WHAT IS EXPECTED ▸ Only a number is wanted: how many lines in the listing contain the word "person"?

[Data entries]
_ _ _ _ _

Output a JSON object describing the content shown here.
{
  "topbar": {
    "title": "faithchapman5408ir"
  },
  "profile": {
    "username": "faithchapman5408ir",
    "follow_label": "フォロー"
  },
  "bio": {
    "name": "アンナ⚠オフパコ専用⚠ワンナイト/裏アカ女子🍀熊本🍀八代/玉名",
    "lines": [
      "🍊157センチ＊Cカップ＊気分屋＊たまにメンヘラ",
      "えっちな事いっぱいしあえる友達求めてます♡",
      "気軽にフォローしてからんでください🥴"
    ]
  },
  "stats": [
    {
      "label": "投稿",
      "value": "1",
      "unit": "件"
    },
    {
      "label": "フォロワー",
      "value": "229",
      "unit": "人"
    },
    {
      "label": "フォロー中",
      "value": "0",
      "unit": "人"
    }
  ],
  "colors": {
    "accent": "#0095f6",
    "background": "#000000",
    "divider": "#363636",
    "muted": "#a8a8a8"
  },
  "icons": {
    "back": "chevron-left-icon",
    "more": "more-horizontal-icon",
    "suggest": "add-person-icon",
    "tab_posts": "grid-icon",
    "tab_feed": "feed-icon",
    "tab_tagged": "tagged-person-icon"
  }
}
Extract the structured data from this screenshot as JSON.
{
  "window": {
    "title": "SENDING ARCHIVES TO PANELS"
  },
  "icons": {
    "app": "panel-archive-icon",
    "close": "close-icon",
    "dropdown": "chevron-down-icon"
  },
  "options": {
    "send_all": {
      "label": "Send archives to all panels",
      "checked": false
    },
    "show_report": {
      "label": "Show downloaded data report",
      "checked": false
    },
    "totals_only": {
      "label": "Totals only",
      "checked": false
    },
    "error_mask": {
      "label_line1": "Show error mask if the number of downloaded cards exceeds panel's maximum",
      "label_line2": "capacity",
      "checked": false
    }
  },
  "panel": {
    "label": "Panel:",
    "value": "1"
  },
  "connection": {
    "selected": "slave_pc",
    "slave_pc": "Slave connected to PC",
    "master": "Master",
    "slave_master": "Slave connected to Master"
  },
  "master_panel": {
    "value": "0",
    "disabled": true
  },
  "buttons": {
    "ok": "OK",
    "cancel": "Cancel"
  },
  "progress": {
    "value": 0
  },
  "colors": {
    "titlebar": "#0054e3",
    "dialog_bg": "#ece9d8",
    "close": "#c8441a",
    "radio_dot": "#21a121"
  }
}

_ _ _ _ _

RESULT OF THIS TASK ▸ 2